**Problems and tasks:**
1 - Answer these questions about the discussion below, marking each answer (a), (b) or (c).
(a) What analogy does the first comment offer as more accurate?
(b) According to the first comment, what was the driving rhetoric behind the Trump campaign?
(c) What does one reply call the biggest killer in corporate politics?
2 - Please say whether each statement agrees with the discussion below, answering yes or no and quoting the words that decide it.
(a) The first comment describes the hatred behind the Trump campaign as hatred for incompetence.
(b) One reply cites leaked emails in connection with the Clinton Foundation.
(c) The final reply rejects the premise that a good private executive will also be a good public executive.

I don't find it very accurate.

It might be more accurate to say public executive : corporate executive :: public doctor : doctor with a private practice

There are plenty of real concerns that arise from the accurate version, enough that here is no need to impose an inaccurate analogy to spawn more concern than is already warranted. But the one you proposed conveniently overlooks the executive nature that is in common between Trump's previous roles and the role of a president. Much of the support for Trump has come from this notion that the polite "statesmen" of recent administrations have succeeded with manners and managing their public personas, but have failed as executives, and that the populace has suffered as a result of their executive failures. This was the driving rhetoric behind the Trump campaign. It was hatred, sure, but hatred for incompetence. And this is the criticism that the left failed to effectively address. It is the reason why they lost.

You can mask over mistakes by applying inaccurate analogies, but you won't win over your critics in doing so. In politics, that's what matters. This election cycle we found out just how much.

2 comments

Well said.

Trump is able to say things that others cannot. He can speak freely.

In corporate politics, the biggest killer is people not being able to speak openly which creates a toxic back stabbing atmosphere.

You can see this in the Clinton Foundation from the leaked emails.

OK, I'll accept that my analogy isn't very good.

So your argument is that someone who is a good private executive will also be a good public executive?

Let's accept that premise as given.

Is Donald Trump a good private executive?

Stored data
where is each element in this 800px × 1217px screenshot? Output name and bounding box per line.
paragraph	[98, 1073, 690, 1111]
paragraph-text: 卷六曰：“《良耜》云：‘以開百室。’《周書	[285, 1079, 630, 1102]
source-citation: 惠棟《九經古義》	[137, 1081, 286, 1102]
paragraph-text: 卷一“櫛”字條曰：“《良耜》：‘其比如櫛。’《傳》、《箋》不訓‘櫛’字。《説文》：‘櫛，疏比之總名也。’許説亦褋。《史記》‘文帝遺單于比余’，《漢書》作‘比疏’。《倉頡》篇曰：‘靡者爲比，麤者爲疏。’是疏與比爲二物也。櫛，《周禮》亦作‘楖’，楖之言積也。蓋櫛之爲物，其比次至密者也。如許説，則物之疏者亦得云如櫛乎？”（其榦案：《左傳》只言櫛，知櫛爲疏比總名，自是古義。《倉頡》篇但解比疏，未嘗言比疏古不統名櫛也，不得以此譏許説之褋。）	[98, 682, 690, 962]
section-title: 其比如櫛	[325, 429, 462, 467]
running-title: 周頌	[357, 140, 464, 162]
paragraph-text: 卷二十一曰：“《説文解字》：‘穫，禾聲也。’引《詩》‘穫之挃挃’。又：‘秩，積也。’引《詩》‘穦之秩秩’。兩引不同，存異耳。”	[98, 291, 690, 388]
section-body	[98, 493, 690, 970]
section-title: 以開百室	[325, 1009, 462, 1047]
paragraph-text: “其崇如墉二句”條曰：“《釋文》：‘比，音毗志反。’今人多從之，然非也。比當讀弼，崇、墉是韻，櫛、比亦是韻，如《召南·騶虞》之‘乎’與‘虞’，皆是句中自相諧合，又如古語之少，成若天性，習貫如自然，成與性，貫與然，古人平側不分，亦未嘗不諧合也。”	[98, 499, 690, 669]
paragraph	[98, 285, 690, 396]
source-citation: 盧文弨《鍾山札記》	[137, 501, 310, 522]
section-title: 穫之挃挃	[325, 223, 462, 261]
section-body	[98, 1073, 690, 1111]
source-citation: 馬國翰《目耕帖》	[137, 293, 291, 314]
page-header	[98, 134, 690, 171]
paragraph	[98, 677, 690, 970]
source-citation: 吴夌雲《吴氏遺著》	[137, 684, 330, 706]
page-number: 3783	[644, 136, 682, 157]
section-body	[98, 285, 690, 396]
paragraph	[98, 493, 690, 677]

**Responses in order:**
1 -
(a) Public executive : corporate executive :: public doctor : doctor with a private practice.
(b) The notion that the polite "statesmen" of recent administrations succeeded with manners and managing their public personas but failed as executives, and that the populace suffered as a result of their executive failures.
(c) People not being able to speak openly, which creates a toxic back stabbing atmosphere.

2 -
(a) Yes: "It was hatred, sure, but hatred for incompetence."
(b) Yes: "You can see this in the Clinton Foundation from the leaked emails."
(c) No: "Let's accept that premise as given."